Required task. Every record must be repeated exactly; omit any pictures they contain.

[Recorded data]
------------------------------
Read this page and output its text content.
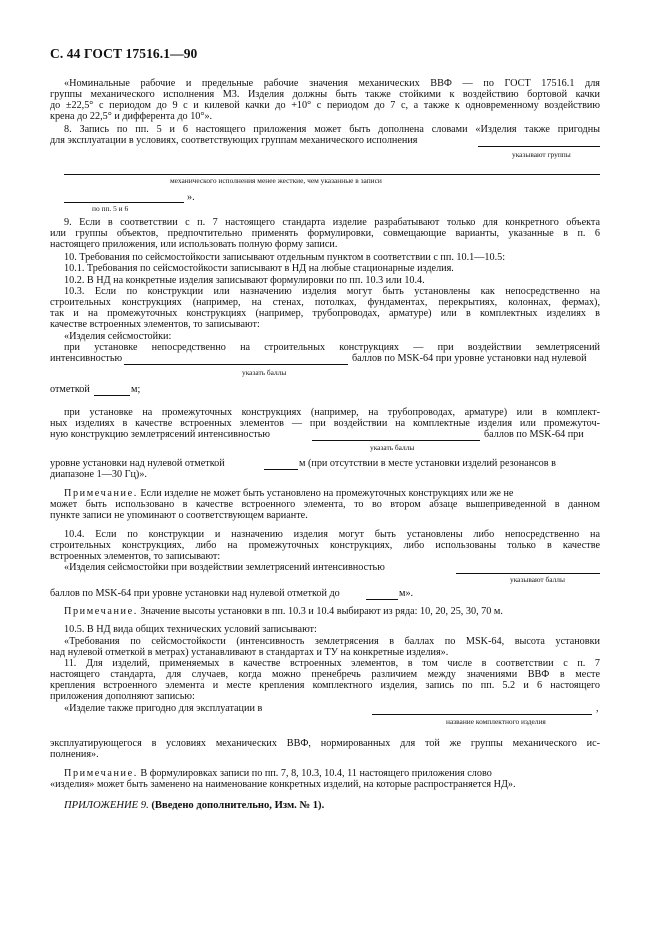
С. 44 ГОСТ 17516.1—90
«Номинальные рабочие и предельные рабочие значения механических ВВФ — по ГОСТ 17516.1 для
группы механического исполнения М3. Изделия должны быть также стойкими к воздействию бортовой качки
до ±22,5° с периодом до 9 с и килевой качки до +10° с периодом до 7 с, а также к одновременному воздействию
крена до 22,5° и дифферента до 10°».
8. Запись по пп. 5 и 6 настоящего приложения может быть дополнена словами «Изделия также пригодны
для эксплуатации в условиях, соответствующих группам механического исполнения
указывают группы
механического исполнения менее жесткие, чем указанные в записи
».
по пп. 5 и 6
9. Если в соответствии с п. 7 настоящего стандарта изделие разрабатывают только для конкретного объекта
или группы объектов, предпочтительно применять формулировки, совмещающие варианты, указанные в п. 6
настоящего приложения, или использовать полную форму записи.
10. Требования по сейсмостойкости записывают отдельным пунктом в соответствии с пп. 10.1—10.5:
10.1. Требования по сейсмостойкости записывают в НД на любые стационарные изделия.
10.2. В НД на конкретные изделия записывают формулировки по пп. 10.3 или 10.4.
10.3. Если по конструкции или назначению изделия могут быть установлены как непосредственно на
строительных конструкциях (например, на стенах, потолках, фундаментах, перекрытиях, колоннах, фермах),
так и на промежуточных конструкциях (например, трубопроводах, арматуре) или в комплектных изделиях в
качестве встроенных элементов, то записывают:
«Изделия сейсмостойки:
при установке непосредственно на строительных конструкциях — при воздействии землетрясений
интенсивностью	баллов по MSK-64 при уровне установки над нулевой
указать баллы
отметкой	м;
при установке на промежуточных конструкциях (например, на трубопроводах, арматуре) или в комплект-
ных изделиях в качестве встроенных элементов — при воздействии на комплектные изделия или промежуточ-
ную конструкцию землетрясений интенсивностью	баллов по MSK-64 при
указать баллы
уровне установки над нулевой отметкой	м (при отсутствии в месте установки изделий резонансов в
диапазоне 1—30 Гц)».
Примечание. Если изделие не может быть установлено на промежуточных конструкциях или же не
может быть использовано в качестве встроенного элемента, то во втором абзаце вышеприведенной в данном
пункте записи не упоминают о соответствующем варианте.
10.4. Если по конструкции и назначению изделия могут быть установлены либо непосредственно на
строительных конструкциях, либо на промежуточных конструкциях, либо использованы только в качестве
встроенных элементов, то записывают:
«Изделия сейсмостойки при воздействии землетрясений интенсивностью
указывают баллы
баллов по MSK-64 при уровне установки над нулевой отметкой до	м».
Примечание. Значение высоты установки в пп. 10.3 и 10.4 выбирают из ряда: 10, 20, 25, 30, 70 м.
10.5. В НД вида общих технических условий записывают:
«Требования по сейсмостойкости (интенсивность землетрясения в баллах по MSK-64, высота установки
над нулевой отметкой в метрах) устанавливают в стандартах и ТУ на конкретные изделия».
11. Для изделий, применяемых в качестве встроенных элементов, в том числе в соответствии с п. 7
настоящего стандарта, для случаев, когда можно пренебречь различием между значениями ВВФ в месте
крепления встроенного элемента и месте крепления комплектного изделия, запись по пп. 5.2 и 6 настоящего
приложения дополняют записью:
«Изделие также пригодно для эксплуатации в	,
название комплектного изделия
эксплуатирующегося в условиях механических ВВФ, нормированных для той же группы механического ис-
полнения».
Примечание. В формулировках записи по пп. 7, 8, 10.3, 10.4, 11 настоящего приложения слово
«изделия» может быть заменено на наименование конкретных изделий, на которые распространяется НД».
ПРИЛОЖЕНИЕ 9. (Введено дополнительно, Изм. № 1).
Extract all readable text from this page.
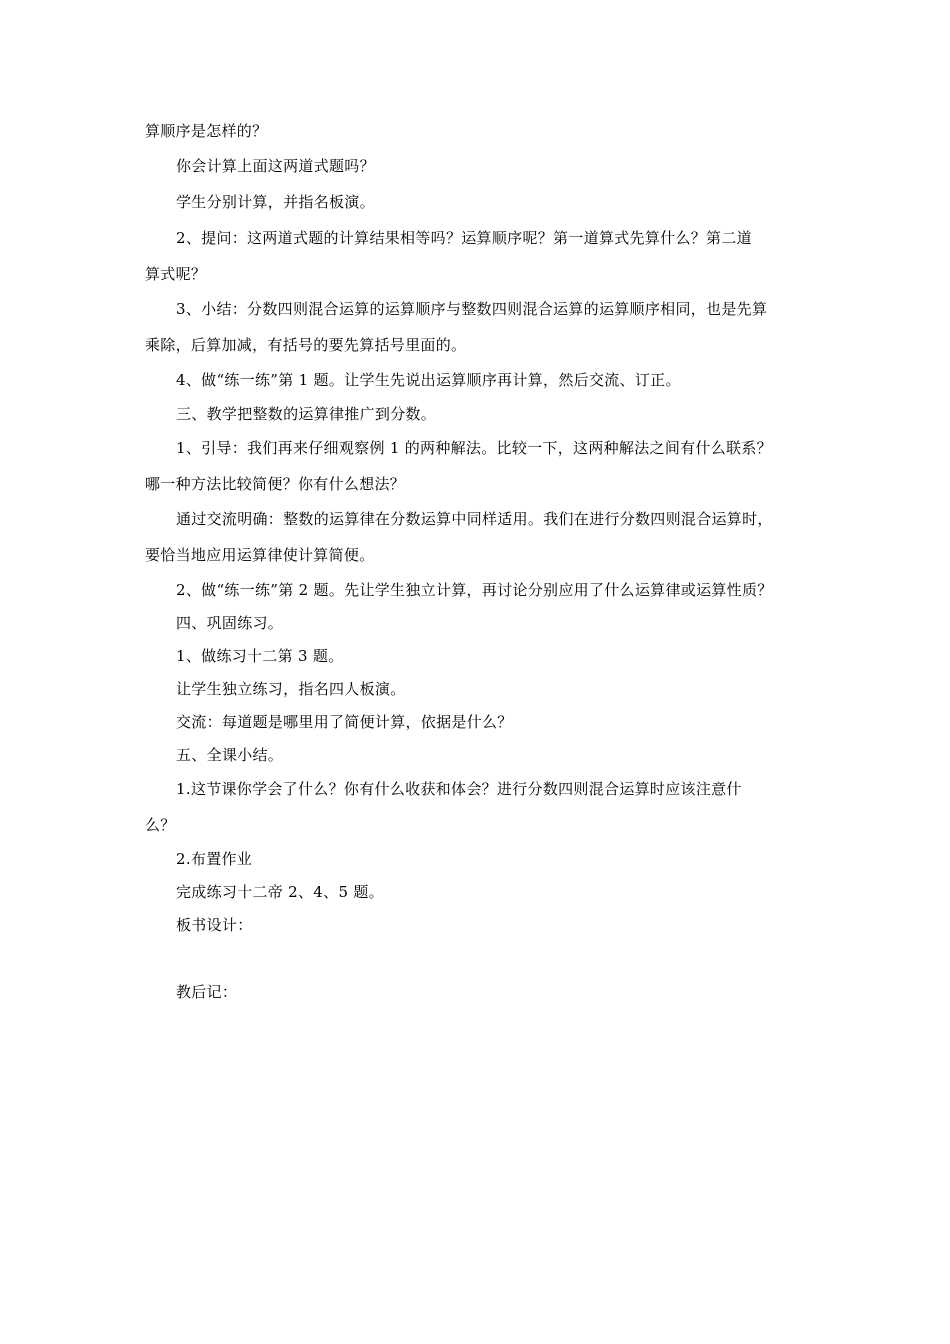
算顺序是怎样的？
你会计算上面这两道式题吗？
学生分别计算，并指名板演。
2、提问：这两道式题的计算结果相等吗？运算顺序呢？第一道算式先算什么？第二道
算式呢？
3、小结：分数四则混合运算的运算顺序与整数四则混合运算的运算顺序相同，也是先算
乘除，后算加减，有括号的要先算括号里面的。
4、做“练一练”第 1 题。让学生先说出运算顺序再计算，然后交流、订正。
三、教学把整数的运算律推广到分数。
1、引导：我们再来仔细观察例 1 的两种解法。比较一下，这两种解法之间有什么联系？
哪一种方法比较简便？你有什么想法？
通过交流明确：整数的运算律在分数运算中同样适用。我们在进行分数四则混合运算时，
要恰当地应用运算律使计算简便。
2、做“练一练”第 2 题。先让学生独立计算，再讨论分别应用了什么运算律或运算性质？
四、巩固练习。
1、做练习十二第 3 题。
让学生独立练习，指名四人板演。
交流：每道题是哪里用了简便计算，依据是什么？
五、全课小结。
1.这节课你学会了什么？你有什么收获和体会？进行分数四则混合运算时应该注意什
么？
2.布置作业
完成练习十二帝 2、4、5 题。
板书设计：
教后记：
------------------------------
Task solution.
Read this page and output its text content.
С. 44 ГОСТ 17516.1—90
«Номинальные рабочие и предельные рабочие значения механических ВВФ — по ГОСТ 17516.1 для
группы механического исполнения М3. Изделия должны быть также стойкими к воздействию бортовой качки
до ±22,5° с периодом до 9 с и килевой качки до +10° с периодом до 7 с, а также к одновременному воздействию
крена до 22,5° и дифферента до 10°».
8. Запись по пп. 5 и 6 настоящего приложения может быть дополнена словами «Изделия также пригодны
для эксплуатации в условиях, соответствующих группам механического исполнения
указывают группы
механического исполнения менее жесткие, чем указанные в записи
».
по пп. 5 и 6
9. Если в соответствии с п. 7 настоящего стандарта изделие разрабатывают только для конкретного объекта
или группы объектов, предпочтительно применять формулировки, совмещающие варианты, указанные в п. 6
настоящего приложения, или использовать полную форму записи.
10. Требования по сейсмостойкости записывают отдельным пунктом в соответствии с пп. 10.1—10.5:
10.1. Требования по сейсмостойкости записывают в НД на любые стационарные изделия.
10.2. В НД на конкретные изделия записывают формулировки по пп. 10.3 или 10.4.
10.3. Если по конструкции или назначению изделия могут быть установлены как непосредственно на
строительных конструкциях (например, на стенах, потолках, фундаментах, перекрытиях, колоннах, фермах),
так и на промежуточных конструкциях (например, трубопроводах, арматуре) или в комплектных изделиях в
качестве встроенных элементов, то записывают:
«Изделия сейсмостойки:
при установке непосредственно на строительных конструкциях — при воздействии землетрясений
интенсивностью	баллов по MSK-64 при уровне установки над нулевой
указать баллы
отметкой	м;
при установке на промежуточных конструкциях (например, на трубопроводах, арматуре) или в комплект-
ных изделиях в качестве встроенных элементов — при воздействии на комплектные изделия или промежуточ-
ную конструкцию землетрясений интенсивностью	баллов по MSK-64 при
указать баллы
уровне установки над нулевой отметкой	м (при отсутствии в месте установки изделий резонансов в
диапазоне 1—30 Гц)».
Примечание. Если изделие не может быть установлено на промежуточных конструкциях или же не
может быть использовано в качестве встроенного элемента, то во втором абзаце вышеприведенной в данном
пункте записи не упоминают о соответствующем варианте.
10.4. Если по конструкции и назначению изделия могут быть установлены либо непосредственно на
строительных конструкциях, либо на промежуточных конструкциях, либо использованы только в качестве
встроенных элементов, то записывают:
«Изделия сейсмостойки при воздействии землетрясений интенсивностью
указывают баллы
баллов по MSK-64 при уровне установки над нулевой отметкой до	м».
Примечание. Значение высоты установки в пп. 10.3 и 10.4 выбирают из ряда: 10, 20, 25, 30, 70 м.
10.5. В НД вида общих технических условий записывают:
«Требования по сейсмостойкости (интенсивность землетрясения в баллах по MSK-64, высота установки
над нулевой отметкой в метрах) устанавливают в стандартах и ТУ на конкретные изделия».
11. Для изделий, применяемых в качестве встроенных элементов, в том числе в соответствии с п. 7
настоящего стандарта, для случаев, когда можно пренебречь различием между значениями ВВФ в месте
крепления встроенного элемента и месте крепления комплектного изделия, запись по пп. 5.2 и 6 настоящего
приложения дополняют записью:
«Изделие также пригодно для эксплуатации в	,
название комплектного изделия
эксплуатирующегося в условиях механических ВВФ, нормированных для той же группы механического ис-
полнения».
Примечание. В формулировках записи по пп. 7, 8, 10.3, 10.4, 11 настоящего приложения слово
«изделия» может быть заменено на наименование конкретных изделий, на которые распространяется НД».
ПРИЛОЖЕНИЕ 9. (Введено дополнительно, Изм. № 1).
Extract all readable text from this page.
算顺序是怎样的？
你会计算上面这两道式题吗？
学生分别计算，并指名板演。
2、提问：这两道式题的计算结果相等吗？运算顺序呢？第一道算式先算什么？第二道
算式呢？
3、小结：分数四则混合运算的运算顺序与整数四则混合运算的运算顺序相同，也是先算
乘除，后算加减，有括号的要先算括号里面的。
4、做“练一练”第 1 题。让学生先说出运算顺序再计算，然后交流、订正。
三、教学把整数的运算律推广到分数。
1、引导：我们再来仔细观察例 1 的两种解法。比较一下，这两种解法之间有什么联系？
哪一种方法比较简便？你有什么想法？
通过交流明确：整数的运算律在分数运算中同样适用。我们在进行分数四则混合运算时，
要恰当地应用运算律使计算简便。
2、做“练一练”第 2 题。先让学生独立计算，再讨论分别应用了什么运算律或运算性质？
四、巩固练习。
1、做练习十二第 3 题。
让学生独立练习，指名四人板演。
交流：每道题是哪里用了简便计算，依据是什么？
五、全课小结。
1.这节课你学会了什么？你有什么收获和体会？进行分数四则混合运算时应该注意什
么？
2.布置作业
完成练习十二帝 2、4、5 题。
板书设计：
教后记：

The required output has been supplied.